> EXERCISE REQUIREMENTS:
Collect every line from the listing below that contains the word "most", and copy each of those lines in full.

Start DATA SUPPLIED

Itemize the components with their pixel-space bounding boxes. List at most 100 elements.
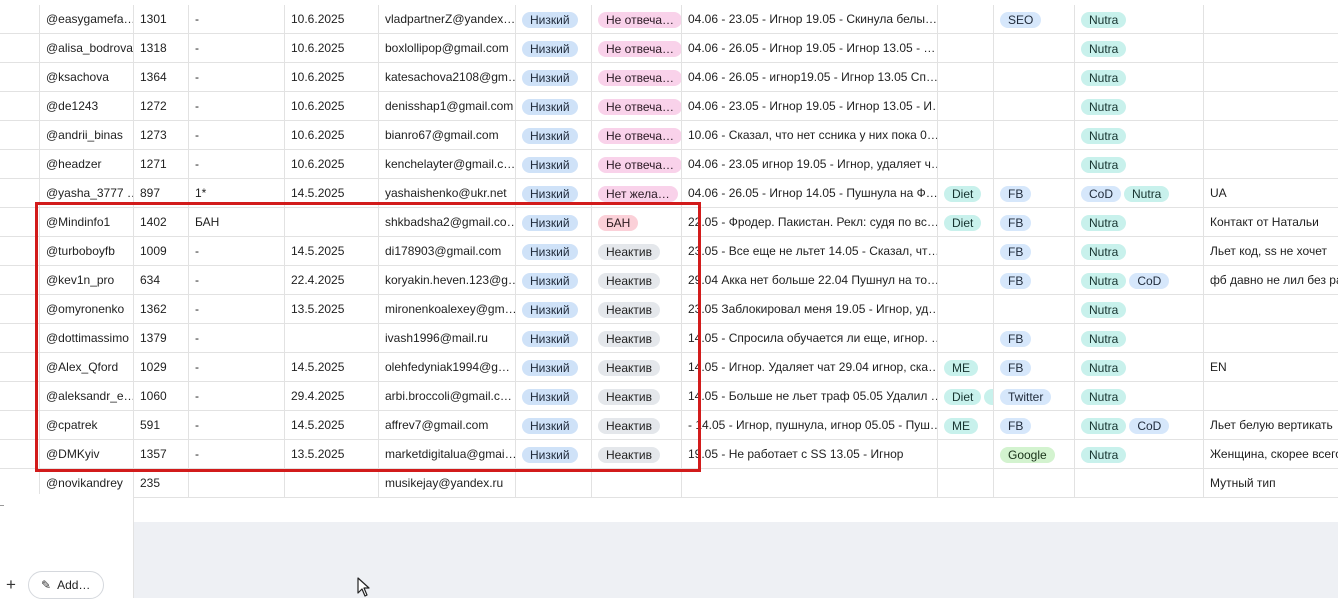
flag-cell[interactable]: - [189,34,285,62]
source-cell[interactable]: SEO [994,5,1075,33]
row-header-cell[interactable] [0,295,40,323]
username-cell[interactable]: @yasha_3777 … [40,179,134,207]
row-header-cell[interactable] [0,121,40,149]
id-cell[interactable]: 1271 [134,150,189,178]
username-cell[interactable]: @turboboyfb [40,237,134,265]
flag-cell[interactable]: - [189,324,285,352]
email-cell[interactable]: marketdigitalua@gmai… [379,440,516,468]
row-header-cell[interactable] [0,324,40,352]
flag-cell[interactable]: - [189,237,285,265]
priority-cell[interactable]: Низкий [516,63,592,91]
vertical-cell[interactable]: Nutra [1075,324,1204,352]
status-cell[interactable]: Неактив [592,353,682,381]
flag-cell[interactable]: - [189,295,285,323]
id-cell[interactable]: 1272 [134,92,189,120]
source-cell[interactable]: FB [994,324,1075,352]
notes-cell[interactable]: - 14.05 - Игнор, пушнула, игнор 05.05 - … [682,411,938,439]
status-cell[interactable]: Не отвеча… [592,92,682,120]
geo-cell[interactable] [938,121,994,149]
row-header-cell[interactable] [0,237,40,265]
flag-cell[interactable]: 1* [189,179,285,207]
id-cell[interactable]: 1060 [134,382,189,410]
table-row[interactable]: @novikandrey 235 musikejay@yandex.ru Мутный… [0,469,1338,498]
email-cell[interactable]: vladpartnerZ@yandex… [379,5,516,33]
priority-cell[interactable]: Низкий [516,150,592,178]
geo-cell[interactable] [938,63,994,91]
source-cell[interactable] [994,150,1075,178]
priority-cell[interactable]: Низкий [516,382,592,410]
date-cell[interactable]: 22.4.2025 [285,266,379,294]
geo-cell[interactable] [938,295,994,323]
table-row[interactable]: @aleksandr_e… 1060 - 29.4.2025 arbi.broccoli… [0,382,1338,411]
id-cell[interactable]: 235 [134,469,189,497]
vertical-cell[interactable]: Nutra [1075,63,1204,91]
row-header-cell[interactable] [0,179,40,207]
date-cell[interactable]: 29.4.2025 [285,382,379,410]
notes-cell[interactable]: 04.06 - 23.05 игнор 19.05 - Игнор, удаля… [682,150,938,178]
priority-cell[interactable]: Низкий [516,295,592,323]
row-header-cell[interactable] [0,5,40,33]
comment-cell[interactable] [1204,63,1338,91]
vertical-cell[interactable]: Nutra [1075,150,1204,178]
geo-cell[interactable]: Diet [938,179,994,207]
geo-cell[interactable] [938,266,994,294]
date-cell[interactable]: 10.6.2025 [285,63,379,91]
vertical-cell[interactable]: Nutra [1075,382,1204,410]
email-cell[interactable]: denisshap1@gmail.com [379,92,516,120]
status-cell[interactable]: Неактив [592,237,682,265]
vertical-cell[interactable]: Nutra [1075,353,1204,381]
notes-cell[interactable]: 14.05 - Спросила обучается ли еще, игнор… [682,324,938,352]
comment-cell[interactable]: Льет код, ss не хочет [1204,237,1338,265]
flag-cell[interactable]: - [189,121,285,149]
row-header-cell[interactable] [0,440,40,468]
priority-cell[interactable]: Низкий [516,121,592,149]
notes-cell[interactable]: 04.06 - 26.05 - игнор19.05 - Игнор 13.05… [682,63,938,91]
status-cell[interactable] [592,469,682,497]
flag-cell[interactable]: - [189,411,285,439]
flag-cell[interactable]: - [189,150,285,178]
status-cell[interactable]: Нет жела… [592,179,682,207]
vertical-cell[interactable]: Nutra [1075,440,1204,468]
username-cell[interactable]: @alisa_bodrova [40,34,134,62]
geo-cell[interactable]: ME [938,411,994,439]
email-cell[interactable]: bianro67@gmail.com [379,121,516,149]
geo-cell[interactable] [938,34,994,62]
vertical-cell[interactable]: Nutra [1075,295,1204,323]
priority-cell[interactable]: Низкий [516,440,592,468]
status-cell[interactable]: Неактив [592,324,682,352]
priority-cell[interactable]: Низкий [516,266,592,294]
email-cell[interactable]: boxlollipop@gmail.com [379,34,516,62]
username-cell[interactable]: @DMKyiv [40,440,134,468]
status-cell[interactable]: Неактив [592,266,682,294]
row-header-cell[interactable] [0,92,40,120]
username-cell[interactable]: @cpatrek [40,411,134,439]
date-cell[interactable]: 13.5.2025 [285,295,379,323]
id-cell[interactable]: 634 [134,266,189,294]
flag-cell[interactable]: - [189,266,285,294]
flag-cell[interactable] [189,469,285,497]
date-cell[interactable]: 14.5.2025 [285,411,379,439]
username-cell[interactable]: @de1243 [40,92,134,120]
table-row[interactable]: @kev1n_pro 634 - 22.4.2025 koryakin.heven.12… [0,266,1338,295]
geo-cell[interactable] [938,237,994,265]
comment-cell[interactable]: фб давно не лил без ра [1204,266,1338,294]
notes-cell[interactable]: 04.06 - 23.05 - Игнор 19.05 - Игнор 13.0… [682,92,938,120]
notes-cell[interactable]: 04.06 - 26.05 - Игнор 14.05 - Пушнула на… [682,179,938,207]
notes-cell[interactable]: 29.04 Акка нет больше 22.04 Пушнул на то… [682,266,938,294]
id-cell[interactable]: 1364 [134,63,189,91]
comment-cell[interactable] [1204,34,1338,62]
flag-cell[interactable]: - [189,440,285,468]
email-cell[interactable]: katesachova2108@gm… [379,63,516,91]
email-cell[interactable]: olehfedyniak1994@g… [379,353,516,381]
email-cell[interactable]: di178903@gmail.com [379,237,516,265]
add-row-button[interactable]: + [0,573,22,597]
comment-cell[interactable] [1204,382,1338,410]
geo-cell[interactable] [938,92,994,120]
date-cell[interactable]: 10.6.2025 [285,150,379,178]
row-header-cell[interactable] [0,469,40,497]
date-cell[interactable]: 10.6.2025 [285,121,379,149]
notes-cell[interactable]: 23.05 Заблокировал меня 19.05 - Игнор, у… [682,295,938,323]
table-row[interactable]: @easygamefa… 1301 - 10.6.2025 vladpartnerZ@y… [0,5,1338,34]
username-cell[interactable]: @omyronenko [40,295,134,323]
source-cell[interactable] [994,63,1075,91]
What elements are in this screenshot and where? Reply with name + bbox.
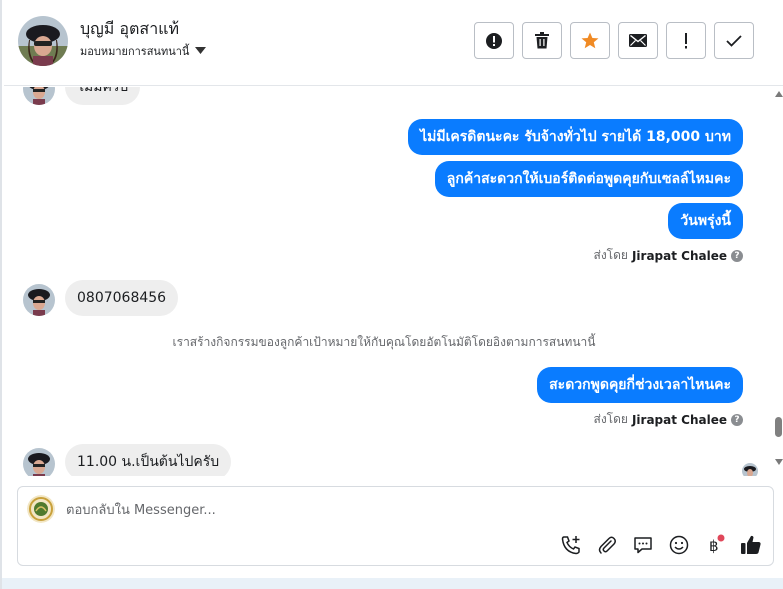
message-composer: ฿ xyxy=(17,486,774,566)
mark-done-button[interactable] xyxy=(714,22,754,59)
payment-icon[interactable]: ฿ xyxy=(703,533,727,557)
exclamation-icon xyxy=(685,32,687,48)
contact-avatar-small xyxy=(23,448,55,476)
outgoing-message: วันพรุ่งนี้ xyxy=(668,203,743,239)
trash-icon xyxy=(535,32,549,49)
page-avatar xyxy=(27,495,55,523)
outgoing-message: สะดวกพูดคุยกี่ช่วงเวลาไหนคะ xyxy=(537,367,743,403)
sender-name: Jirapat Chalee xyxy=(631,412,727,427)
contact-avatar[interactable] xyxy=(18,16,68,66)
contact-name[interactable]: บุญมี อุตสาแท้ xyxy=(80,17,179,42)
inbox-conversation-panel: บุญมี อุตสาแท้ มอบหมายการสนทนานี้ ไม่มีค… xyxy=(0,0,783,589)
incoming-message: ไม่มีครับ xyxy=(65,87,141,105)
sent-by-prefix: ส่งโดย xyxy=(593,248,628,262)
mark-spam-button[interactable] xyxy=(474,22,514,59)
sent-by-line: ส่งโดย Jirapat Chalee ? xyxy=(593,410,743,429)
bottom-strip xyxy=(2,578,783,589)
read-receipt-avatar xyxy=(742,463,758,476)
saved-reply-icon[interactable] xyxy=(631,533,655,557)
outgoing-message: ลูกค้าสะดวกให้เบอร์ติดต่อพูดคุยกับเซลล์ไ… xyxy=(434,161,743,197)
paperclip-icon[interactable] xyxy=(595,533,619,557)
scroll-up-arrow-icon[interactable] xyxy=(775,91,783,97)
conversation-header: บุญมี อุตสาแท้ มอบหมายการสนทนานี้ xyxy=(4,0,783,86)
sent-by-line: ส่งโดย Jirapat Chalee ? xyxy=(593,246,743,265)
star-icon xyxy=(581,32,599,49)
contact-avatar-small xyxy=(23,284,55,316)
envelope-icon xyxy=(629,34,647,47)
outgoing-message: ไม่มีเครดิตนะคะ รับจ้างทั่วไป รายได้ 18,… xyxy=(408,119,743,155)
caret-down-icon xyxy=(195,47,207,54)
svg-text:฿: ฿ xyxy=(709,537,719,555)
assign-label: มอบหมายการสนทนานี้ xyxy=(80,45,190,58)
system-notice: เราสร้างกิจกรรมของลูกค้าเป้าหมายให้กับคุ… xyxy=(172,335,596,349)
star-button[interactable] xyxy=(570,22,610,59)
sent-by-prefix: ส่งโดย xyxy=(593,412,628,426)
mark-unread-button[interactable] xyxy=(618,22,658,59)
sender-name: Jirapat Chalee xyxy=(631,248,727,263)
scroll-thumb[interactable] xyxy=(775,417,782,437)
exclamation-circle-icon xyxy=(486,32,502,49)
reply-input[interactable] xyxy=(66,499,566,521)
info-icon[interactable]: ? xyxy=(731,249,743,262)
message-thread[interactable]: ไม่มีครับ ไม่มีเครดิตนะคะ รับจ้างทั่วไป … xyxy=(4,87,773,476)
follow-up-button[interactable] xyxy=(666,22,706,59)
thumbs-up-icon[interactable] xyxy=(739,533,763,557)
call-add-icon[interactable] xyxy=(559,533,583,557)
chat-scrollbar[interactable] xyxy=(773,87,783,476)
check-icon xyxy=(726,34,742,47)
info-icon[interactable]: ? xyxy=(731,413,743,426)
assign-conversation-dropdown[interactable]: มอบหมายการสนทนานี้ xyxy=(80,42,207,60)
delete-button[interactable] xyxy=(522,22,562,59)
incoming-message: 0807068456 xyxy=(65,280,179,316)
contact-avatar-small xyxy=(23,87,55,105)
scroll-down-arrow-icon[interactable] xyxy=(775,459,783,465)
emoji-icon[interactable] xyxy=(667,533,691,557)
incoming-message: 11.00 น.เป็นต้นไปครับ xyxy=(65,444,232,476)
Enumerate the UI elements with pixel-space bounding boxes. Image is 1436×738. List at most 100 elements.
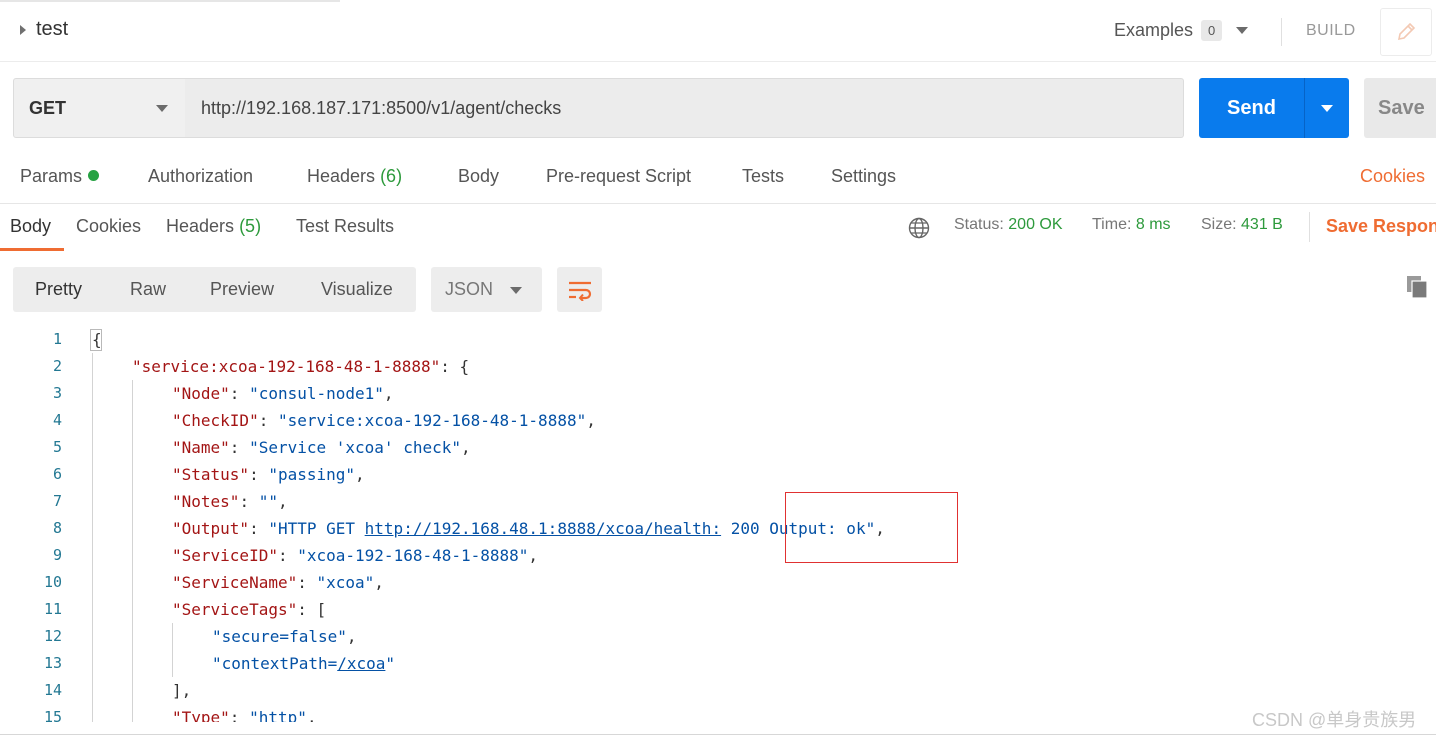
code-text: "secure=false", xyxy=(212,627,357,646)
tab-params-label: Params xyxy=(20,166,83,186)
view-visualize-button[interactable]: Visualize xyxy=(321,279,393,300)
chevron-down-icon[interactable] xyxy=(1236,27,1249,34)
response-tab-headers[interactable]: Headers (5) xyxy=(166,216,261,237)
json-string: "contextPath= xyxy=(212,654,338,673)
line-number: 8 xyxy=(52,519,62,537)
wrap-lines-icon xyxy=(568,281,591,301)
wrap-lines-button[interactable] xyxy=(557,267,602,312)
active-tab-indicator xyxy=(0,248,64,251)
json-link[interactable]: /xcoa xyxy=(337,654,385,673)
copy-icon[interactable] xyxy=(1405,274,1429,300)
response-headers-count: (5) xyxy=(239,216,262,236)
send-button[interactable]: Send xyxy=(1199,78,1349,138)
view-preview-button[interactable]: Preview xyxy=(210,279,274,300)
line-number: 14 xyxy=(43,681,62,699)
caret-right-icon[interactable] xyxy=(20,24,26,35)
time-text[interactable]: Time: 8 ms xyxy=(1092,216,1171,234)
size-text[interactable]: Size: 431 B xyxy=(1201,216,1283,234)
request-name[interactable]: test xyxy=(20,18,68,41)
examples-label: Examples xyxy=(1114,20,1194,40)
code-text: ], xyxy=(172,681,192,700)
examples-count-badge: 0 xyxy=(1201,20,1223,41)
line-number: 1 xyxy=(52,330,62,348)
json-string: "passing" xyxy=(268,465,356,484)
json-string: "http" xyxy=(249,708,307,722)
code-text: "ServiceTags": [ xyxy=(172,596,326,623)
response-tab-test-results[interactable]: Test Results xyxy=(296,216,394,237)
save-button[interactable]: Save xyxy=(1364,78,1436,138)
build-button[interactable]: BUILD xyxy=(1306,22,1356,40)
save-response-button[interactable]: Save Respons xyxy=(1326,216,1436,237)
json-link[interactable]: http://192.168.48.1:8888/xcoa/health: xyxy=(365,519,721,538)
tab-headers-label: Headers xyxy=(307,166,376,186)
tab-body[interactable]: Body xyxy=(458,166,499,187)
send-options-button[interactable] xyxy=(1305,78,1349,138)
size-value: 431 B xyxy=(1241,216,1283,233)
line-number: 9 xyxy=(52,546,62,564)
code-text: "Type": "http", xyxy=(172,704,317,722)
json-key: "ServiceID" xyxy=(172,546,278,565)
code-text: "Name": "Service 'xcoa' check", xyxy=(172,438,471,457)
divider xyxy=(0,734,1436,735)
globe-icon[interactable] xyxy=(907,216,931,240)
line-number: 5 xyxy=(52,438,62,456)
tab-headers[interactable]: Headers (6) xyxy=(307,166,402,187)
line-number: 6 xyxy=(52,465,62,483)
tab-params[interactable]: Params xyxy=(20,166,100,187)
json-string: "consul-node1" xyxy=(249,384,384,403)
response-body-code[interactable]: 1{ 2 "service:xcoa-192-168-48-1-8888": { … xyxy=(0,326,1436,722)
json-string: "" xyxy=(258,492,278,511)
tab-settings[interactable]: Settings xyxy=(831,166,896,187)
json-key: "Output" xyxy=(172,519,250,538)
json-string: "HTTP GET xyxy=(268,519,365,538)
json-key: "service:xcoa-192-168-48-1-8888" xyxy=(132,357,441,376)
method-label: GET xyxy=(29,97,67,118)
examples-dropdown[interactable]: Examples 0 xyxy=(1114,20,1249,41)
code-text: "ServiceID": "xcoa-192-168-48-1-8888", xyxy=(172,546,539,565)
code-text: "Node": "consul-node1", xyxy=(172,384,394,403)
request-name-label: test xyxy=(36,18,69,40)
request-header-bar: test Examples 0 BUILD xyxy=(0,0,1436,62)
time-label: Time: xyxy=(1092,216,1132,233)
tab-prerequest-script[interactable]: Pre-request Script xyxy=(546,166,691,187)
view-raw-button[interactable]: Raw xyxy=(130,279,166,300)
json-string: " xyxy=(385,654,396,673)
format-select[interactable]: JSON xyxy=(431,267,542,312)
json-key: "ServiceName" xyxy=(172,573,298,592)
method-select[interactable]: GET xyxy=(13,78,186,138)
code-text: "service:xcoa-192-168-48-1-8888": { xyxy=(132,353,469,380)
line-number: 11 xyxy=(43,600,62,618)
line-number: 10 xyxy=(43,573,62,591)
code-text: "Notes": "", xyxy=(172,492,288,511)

End DATA SUPPLIED

> RESULT OF THE TASK:
Itemize the components with their pixel-space bounding boxes. List at most 100 elements.
Enumerate the UI elements with pixel-space bounding boxes. Image is 1436×738. List at most 100 elements.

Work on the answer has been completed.